__Set task__. Return each line containing "Turkey".

** start of Supplied information **

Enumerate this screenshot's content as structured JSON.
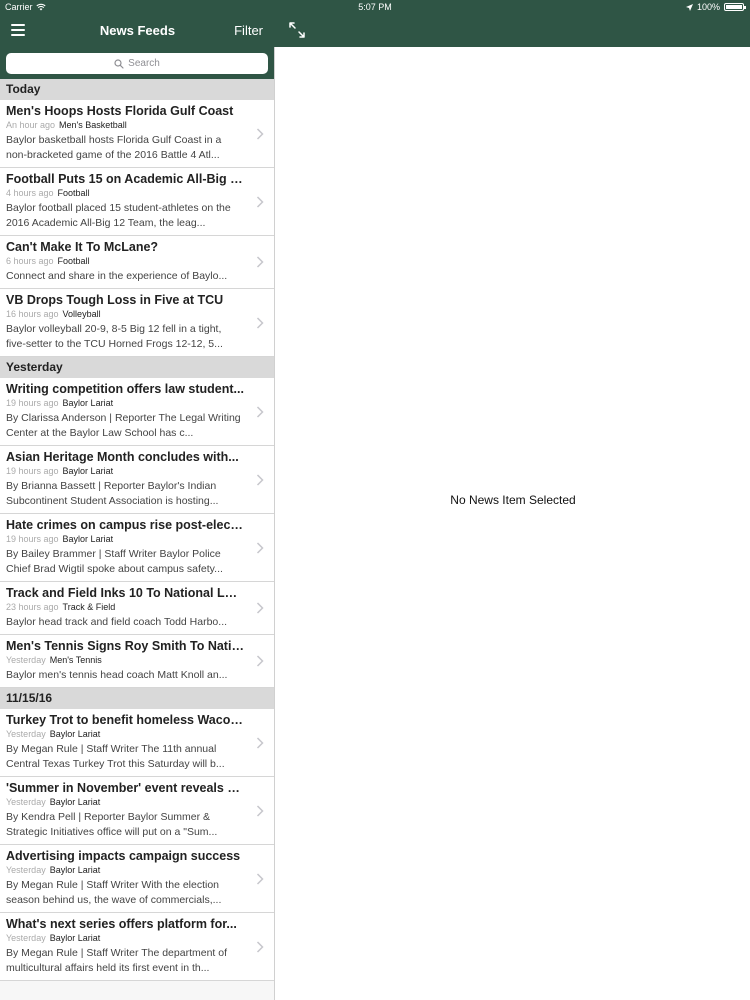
{
  "status": {
    "carrier": "Carrier",
    "time": "5:07 PM",
    "battery": "100%"
  },
  "nav": {
    "title": "News Feeds",
    "filter_label": "Filter"
  },
  "search": {
    "placeholder": "Search"
  },
  "sections": [
    {
      "header": "Today",
      "items": [
        {
          "title": "Men's Hoops Hosts Florida Gulf Coast",
          "time": "An hour ago",
          "category": "Men's Basketball",
          "summary": "Baylor basketball hosts Florida Gulf Coast in a non-bracketed game of the 2016 Battle 4 Atl..."
        },
        {
          "title": "Football Puts 15 on Academic All-Big 1...",
          "time": "4 hours ago",
          "category": "Football",
          "summary": "Baylor football placed 15 student-athletes on the 2016 Academic All-Big 12 Team, the leag..."
        },
        {
          "title": "Can't Make It To McLane?",
          "time": "6 hours ago",
          "category": "Football",
          "summary": "Connect and share in the experience of Baylo..."
        },
        {
          "title": "VB Drops Tough Loss in Five at TCU",
          "time": "16 hours ago",
          "category": "Volleyball",
          "summary": "Baylor volleyball 20-9, 8-5 Big 12 fell in a tight, five-setter to the TCU Horned Frogs 12-12, 5..."
        }
      ]
    },
    {
      "header": "Yesterday",
      "items": [
        {
          "title": "Writing competition offers law student...",
          "time": "19 hours ago",
          "category": "Baylor Lariat",
          "summary": "By Clarissa Anderson | Reporter The Legal Writing Center at the Baylor Law School has c..."
        },
        {
          "title": "Asian Heritage Month concludes with...",
          "time": "19 hours ago",
          "category": "Baylor Lariat",
          "summary": "By Brianna Bassett | Reporter Baylor's Indian Subcontinent Student Association is hosting..."
        },
        {
          "title": "Hate crimes on campus rise post-elect...",
          "time": "19 hours ago",
          "category": "Baylor Lariat",
          "summary": "By Bailey Brammer | Staff Writer Baylor Police Chief Brad Wigtil spoke about campus safety..."
        },
        {
          "title": "Track and Field Inks 10 To National Lett...",
          "time": "23 hours ago",
          "category": "Track & Field",
          "summary": "Baylor head track and field coach Todd Harbo..."
        },
        {
          "title": "Men's Tennis Signs Roy Smith To Natio...",
          "time": "Yesterday",
          "category": "Men's Tennis",
          "summary": "Baylor men's tennis head coach Matt Knoll an..."
        }
      ]
    },
    {
      "header": "11/15/16",
      "items": [
        {
          "title": "Turkey Trot to benefit homeless Waco I...",
          "time": "Yesterday",
          "category": "Baylor Lariat",
          "summary": "By Megan Rule | Staff Writer The 11th annual Central Texas Turkey Trot this Saturday will b..."
        },
        {
          "title": "'Summer in November' event reveals B...",
          "time": "Yesterday",
          "category": "Baylor Lariat",
          "summary": "By Kendra Pell | Reporter Baylor Summer & Strategic Initiatives office will put on a \"Sum..."
        },
        {
          "title": "Advertising impacts campaign success",
          "time": "Yesterday",
          "category": "Baylor Lariat",
          "summary": "By Megan Rule | Staff Writer With the election season behind us, the wave of commercials,..."
        },
        {
          "title": "What's next series offers platform for...",
          "time": "Yesterday",
          "category": "Baylor Lariat",
          "summary": "By Megan Rule | Staff Writer The department of multicultural affairs held its first event in th..."
        }
      ]
    }
  ],
  "detail": {
    "empty_message": "No News Item Selected"
  },
  "colors": {
    "header_green": "#2f5545",
    "section_gray": "#d9d9d9"
  }
}
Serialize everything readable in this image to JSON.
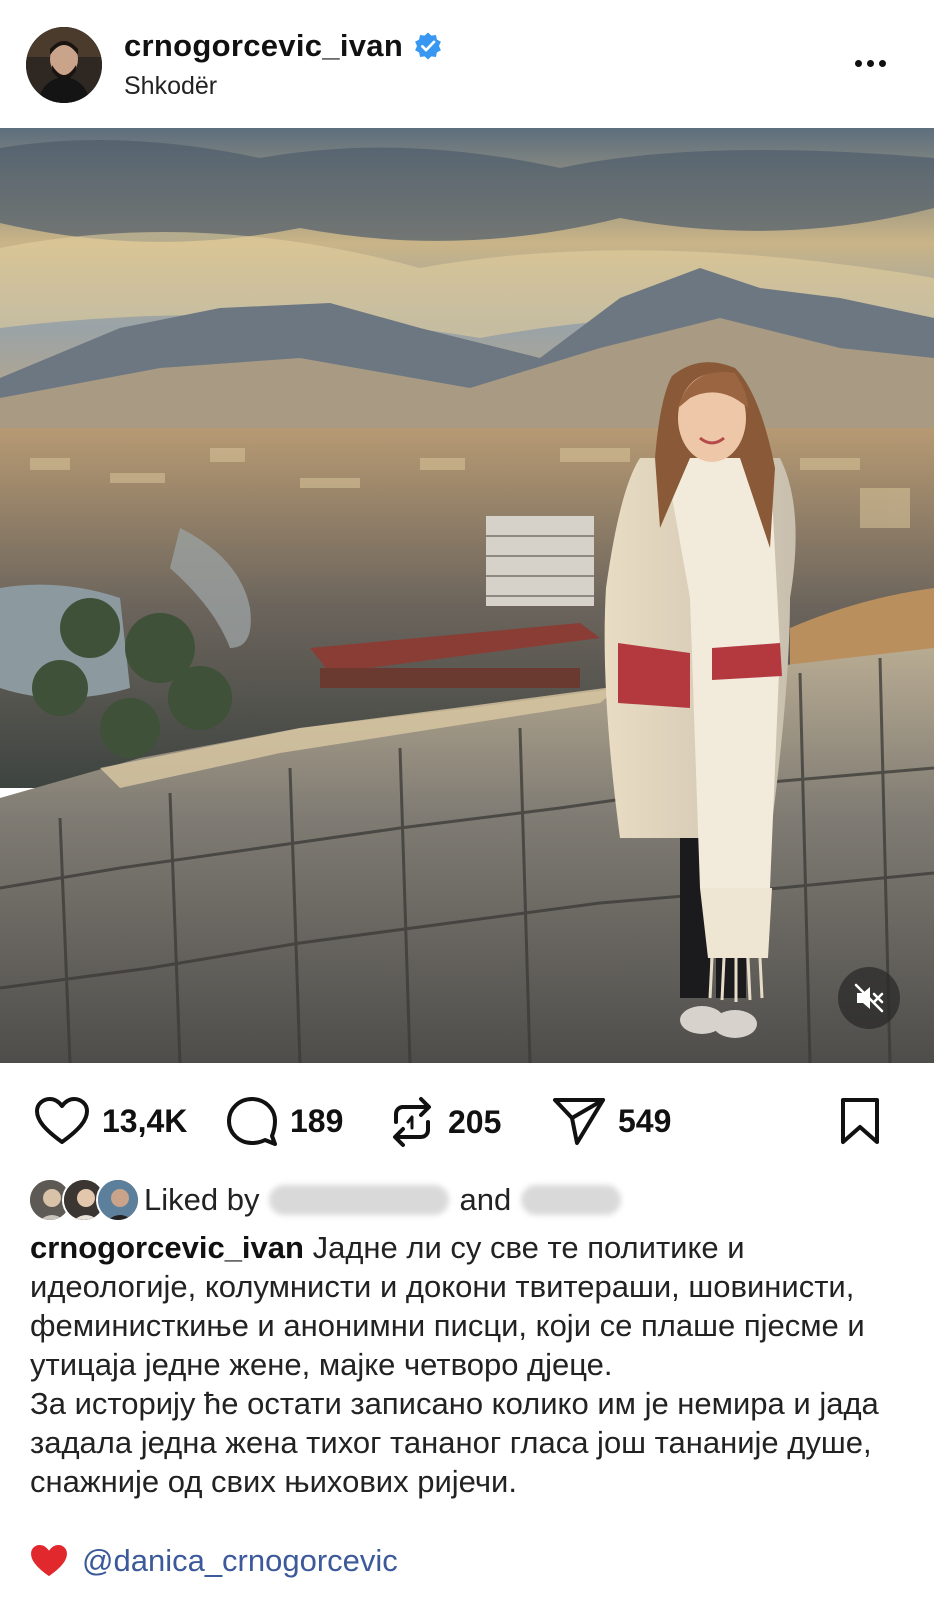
{
  "post": {
    "username": "crnogorcevic_ivan",
    "location": "Shkodër",
    "verified": true
  },
  "icons": {
    "verified": "verified-badge-icon",
    "more": "more-options-icon",
    "like": "heart-icon",
    "comment": "comment-bubble-icon",
    "repost": "repost-icon",
    "share": "send-icon",
    "save": "bookmark-icon",
    "mute": "muted-speaker-icon"
  },
  "actions": {
    "likes": "13,4K",
    "comments": "189",
    "reposts": "205",
    "shares": "549"
  },
  "liked_by": {
    "prefix": "Liked by",
    "connector": "and"
  },
  "caption": {
    "username": "crnogorcevic_ivan",
    "paragraph1": "Јадне ли су све те политике и идеологије, колумнисти и докони твитераши, шовинисти, феминисткиње и анонимни писци, који се плаше пјесме и утицаја једне жене, мајке четворо дјеце.",
    "paragraph2": "За историју ће остати записано колико им је немира и јада задала једна жена тихог тананог гласа још тананије душе, снажније од свих њихових ријечи.",
    "mention": "@danica_crnogorcevic"
  },
  "colors": {
    "verified_blue": "#3897f0",
    "mention_blue": "#3c5a99",
    "heart_red": "#e0282d",
    "text": "#111111"
  }
}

** end of Supplied information **

__Result of the exercise__.
          "title": "Turkey Trot to benefit homeless Waco I...",
          "summary": "By Megan Rule | Staff Writer The 11th annual Central Texas Turkey Trot this Saturday will b..."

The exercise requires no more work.